### [Stored records]

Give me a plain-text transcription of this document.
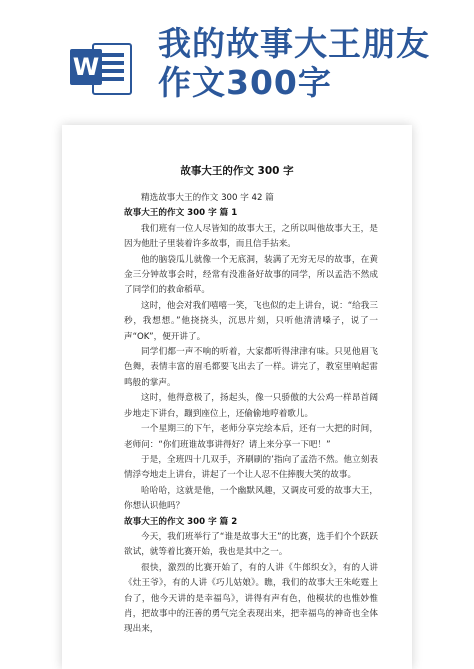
W
我的故事大王朋友
作文300字
故事大王的作文 300 字

精选故事大王的作文 300 字 42 篇

故事大王的作文 300 字 篇 1

我们班有一位人尽皆知的故事大王，之所以叫他故事大王，是因为他肚子里装着许多故事，而且信手拈来。

他的脑袋瓜儿就像一个无底洞，装满了无穷无尽的故事，在黄金三分钟故事会时，经常有没准备好故事的同学，所以孟浩不然成了同学们的救命稻草。

这时，他会对我们嘻嘻一笑，飞也似的走上讲台，说：“给我三秒，我想想。”他挠挠头，沉思片刻，只听他清清嗓子，说了一声“OK”，便开讲了。

同学们都一声不响的听着，大家都听得津津有味。只见他眉飞色舞，表情丰富的眉毛都要飞出去了一样。讲完了，教室里响起雷鸣般的掌声。

这时，他得意极了，扬起头，像一只骄傲的大公鸡一样昂首阔步地走下讲台，蹦到座位上，还偷偷地哼着歌儿。

一个星期三的下午，老师分享完绘本后，还有一大把的时间，老师问：“你们班谁故事讲得好？请上来分享一下吧！”

于是，全班四十几双手，齐刷刷的’指向了孟浩不然。他立刻表情浮夸地走上讲台，讲起了一个让人忍不住捧腹大笑的故事。

哈哈哈，这就是他，一个幽默风趣，又调皮可爱的故事大王，你想认识他吗？

故事大王的作文 300 字 篇 2

今天，我们班举行了“谁是故事大王”的比赛，选手们个个跃跃欲试，就等着比赛开始，我也是其中之一。

很快，激烈的比赛开始了，有的人讲《牛郎织女》，有的人讲《灶王爷》，有的人讲《巧儿姑娘》。瞧，我们的故事大王朱屹霆上台了，他今天讲的是幸福鸟》，讲得有声有色，他模状的也惟妙惟肖，把故事中的汪善的勇气完全表现出来，把幸福鸟的神奇也全体现出来，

### [TASK OBJECTIVE]
Write out the listing above exactly as it stands, pictures excluded.

### [EXERCISE RESPONSE]
Give me a plain-text transcription of this document.
W
我的故事大王朋友
作文300字
故事大王的作文 300 字

精选故事大王的作文 300 字 42 篇

故事大王的作文 300 字 篇 1

我们班有一位人尽皆知的故事大王，之所以叫他故事大王，是因为他肚子里装着许多故事，而且信手拈来。

他的脑袋瓜儿就像一个无底洞，装满了无穷无尽的故事，在黄金三分钟故事会时，经常有没准备好故事的同学，所以孟浩不然成了同学们的救命稻草。

这时，他会对我们嘻嘻一笑，飞也似的走上讲台，说：“给我三秒，我想想。”他挠挠头，沉思片刻，只听他清清嗓子，说了一声“OK”，便开讲了。

同学们都一声不响的听着，大家都听得津津有味。只见他眉飞色舞，表情丰富的眉毛都要飞出去了一样。讲完了，教室里响起雷鸣般的掌声。

这时，他得意极了，扬起头，像一只骄傲的大公鸡一样昂首阔步地走下讲台，蹦到座位上，还偷偷地哼着歌儿。

一个星期三的下午，老师分享完绘本后，还有一大把的时间，老师问：“你们班谁故事讲得好？请上来分享一下吧！”

于是，全班四十几双手，齐刷刷的’指向了孟浩不然。他立刻表情浮夸地走上讲台，讲起了一个让人忍不住捧腹大笑的故事。

哈哈哈，这就是他，一个幽默风趣，又调皮可爱的故事大王，你想认识他吗？

故事大王的作文 300 字 篇 2

今天，我们班举行了“谁是故事大王”的比赛，选手们个个跃跃欲试，就等着比赛开始，我也是其中之一。

很快，激烈的比赛开始了，有的人讲《牛郎织女》，有的人讲《灶王爷》，有的人讲《巧儿姑娘》。瞧，我们的故事大王朱屹霆上台了，他今天讲的是幸福鸟》，讲得有声有色，他模状的也惟妙惟肖，把故事中的汪善的勇气完全表现出来，把幸福鸟的神奇也全体现出来，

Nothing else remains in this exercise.